#### [PROBLEM DETAILS]
Repeat, exactly and completely, the entries shown underneath.

#### [INPUT RECORDS]
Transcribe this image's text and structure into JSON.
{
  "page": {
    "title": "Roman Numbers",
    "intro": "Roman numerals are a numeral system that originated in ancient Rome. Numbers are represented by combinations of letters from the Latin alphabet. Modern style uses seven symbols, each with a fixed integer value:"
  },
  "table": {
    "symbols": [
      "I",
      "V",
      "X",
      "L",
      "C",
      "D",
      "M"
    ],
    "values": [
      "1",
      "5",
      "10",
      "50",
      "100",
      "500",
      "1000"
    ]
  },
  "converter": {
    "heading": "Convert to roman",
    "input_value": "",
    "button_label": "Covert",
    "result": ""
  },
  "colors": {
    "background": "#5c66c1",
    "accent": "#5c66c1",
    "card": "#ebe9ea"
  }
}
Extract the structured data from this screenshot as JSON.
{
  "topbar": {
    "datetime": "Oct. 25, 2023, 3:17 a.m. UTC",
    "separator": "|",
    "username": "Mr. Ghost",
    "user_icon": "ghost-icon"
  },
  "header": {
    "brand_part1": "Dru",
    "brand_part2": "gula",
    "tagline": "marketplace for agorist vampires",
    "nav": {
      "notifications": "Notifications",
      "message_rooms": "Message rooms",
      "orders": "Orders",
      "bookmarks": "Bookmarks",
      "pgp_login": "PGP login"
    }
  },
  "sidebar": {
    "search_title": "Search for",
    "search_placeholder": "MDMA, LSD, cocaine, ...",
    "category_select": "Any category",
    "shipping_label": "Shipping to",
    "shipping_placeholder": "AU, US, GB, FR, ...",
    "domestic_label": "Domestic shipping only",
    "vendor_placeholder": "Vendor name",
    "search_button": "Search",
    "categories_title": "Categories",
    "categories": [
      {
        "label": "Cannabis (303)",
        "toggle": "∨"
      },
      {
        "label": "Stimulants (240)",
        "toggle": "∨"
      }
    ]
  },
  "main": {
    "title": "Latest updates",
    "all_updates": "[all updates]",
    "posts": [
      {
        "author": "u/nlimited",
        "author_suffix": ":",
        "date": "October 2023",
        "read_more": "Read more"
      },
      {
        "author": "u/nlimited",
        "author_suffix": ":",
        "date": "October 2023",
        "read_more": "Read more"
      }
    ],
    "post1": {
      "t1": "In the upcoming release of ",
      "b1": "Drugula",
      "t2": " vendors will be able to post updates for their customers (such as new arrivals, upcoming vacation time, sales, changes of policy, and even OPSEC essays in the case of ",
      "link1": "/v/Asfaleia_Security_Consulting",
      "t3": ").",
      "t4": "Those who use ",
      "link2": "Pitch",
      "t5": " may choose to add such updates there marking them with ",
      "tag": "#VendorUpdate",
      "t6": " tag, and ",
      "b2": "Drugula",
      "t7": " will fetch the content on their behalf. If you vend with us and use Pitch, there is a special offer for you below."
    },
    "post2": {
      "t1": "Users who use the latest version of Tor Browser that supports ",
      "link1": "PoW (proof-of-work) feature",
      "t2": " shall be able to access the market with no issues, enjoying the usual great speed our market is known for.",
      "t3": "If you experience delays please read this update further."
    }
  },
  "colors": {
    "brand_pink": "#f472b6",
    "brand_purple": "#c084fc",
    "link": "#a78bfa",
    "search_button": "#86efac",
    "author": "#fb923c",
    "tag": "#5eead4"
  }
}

#### [SOLUTION FOR THIS TASK]
Transcribe this image's text and structure into JSON.
{
  "page": {
    "title": "Roman Numbers",
    "intro": "Roman numerals are a numeral system that originated in ancient Rome. Numbers are represented by combinations of letters from the Latin alphabet. Modern style uses seven symbols, each with a fixed integer value:"
  },
  "table": {
    "symbols": [
      "I",
      "V",
      "X",
      "L",
      "C",
      "D",
      "M"
    ],
    "values": [
      "1",
      "5",
      "10",
      "50",
      "100",
      "500",
      "1000"
    ]
  },
  "converter": {
    "heading": "Convert to roman",
    "input_value": "",
    "button_label": "Covert",
    "result": ""
  },
  "colors": {
    "background": "#5c66c1",
    "accent": "#5c66c1",
    "card": "#ebe9ea"
  }
}
Extract the structured data from this screenshot as JSON.
{
  "topbar": {
    "datetime": "Oct. 25, 2023, 3:17 a.m. UTC",
    "separator": "|",
    "username": "Mr. Ghost",
    "user_icon": "ghost-icon"
  },
  "header": {
    "brand_part1": "Dru",
    "brand_part2": "gula",
    "tagline": "marketplace for agorist vampires",
    "nav": {
      "notifications": "Notifications",
      "message_rooms": "Message rooms",
      "orders": "Orders",
      "bookmarks": "Bookmarks",
      "pgp_login": "PGP login"
    }
  },
  "sidebar": {
    "search_title": "Search for",
    "search_placeholder": "MDMA, LSD, cocaine, ...",
    "category_select": "Any category",
    "shipping_label": "Shipping to",
    "shipping_placeholder": "AU, US, GB, FR, ...",
    "domestic_label": "Domestic shipping only",
    "vendor_placeholder": "Vendor name",
    "search_button": "Search",
    "categories_title": "Categories",
    "categories": [
      {
        "label": "Cannabis (303)",
        "toggle": "∨"
      },
      {
        "label": "Stimulants (240)",
        "toggle": "∨"
      }
    ]
  },
  "main": {
    "title": "Latest updates",
    "all_updates": "[all updates]",
    "posts": [
      {
        "author": "u/nlimited",
        "author_suffix": ":",
        "date": "October 2023",
        "read_more": "Read more"
      },
      {
        "author": "u/nlimited",
        "author_suffix": ":",
        "date": "October 2023",
        "read_more": "Read more"
      }
    ],
    "post1": {
      "t1": "In the upcoming release of ",
      "b1": "Drugula",
      "t2": " vendors will be able to post updates for their customers (such as new arrivals, upcoming vacation time, sales, changes of policy, and even OPSEC essays in the case of ",
      "link1": "/v/Asfaleia_Security_Consulting",
      "t3": ").",
      "t4": "Those who use ",
      "link2": "Pitch",
      "t5": " may choose to add such updates there marking them with ",
      "tag": "#VendorUpdate",
      "t6": " tag, and ",
      "b2": "Drugula",
      "t7": " will fetch the content on their behalf. If you vend with us and use Pitch, there is a special offer for you below."
    },
    "post2": {
      "t1": "Users who use the latest version of Tor Browser that supports ",
      "link1": "PoW (proof-of-work) feature",
      "t2": " shall be able to access the market with no issues, enjoying the usual great speed our market is known for.",
      "t3": "If you experience delays please read this update further."
    }
  },
  "colors": {
    "brand_pink": "#f472b6",
    "brand_purple": "#c084fc",
    "link": "#a78bfa",
    "search_button": "#86efac",
    "author": "#fb923c",
    "tag": "#5eead4"
  }
}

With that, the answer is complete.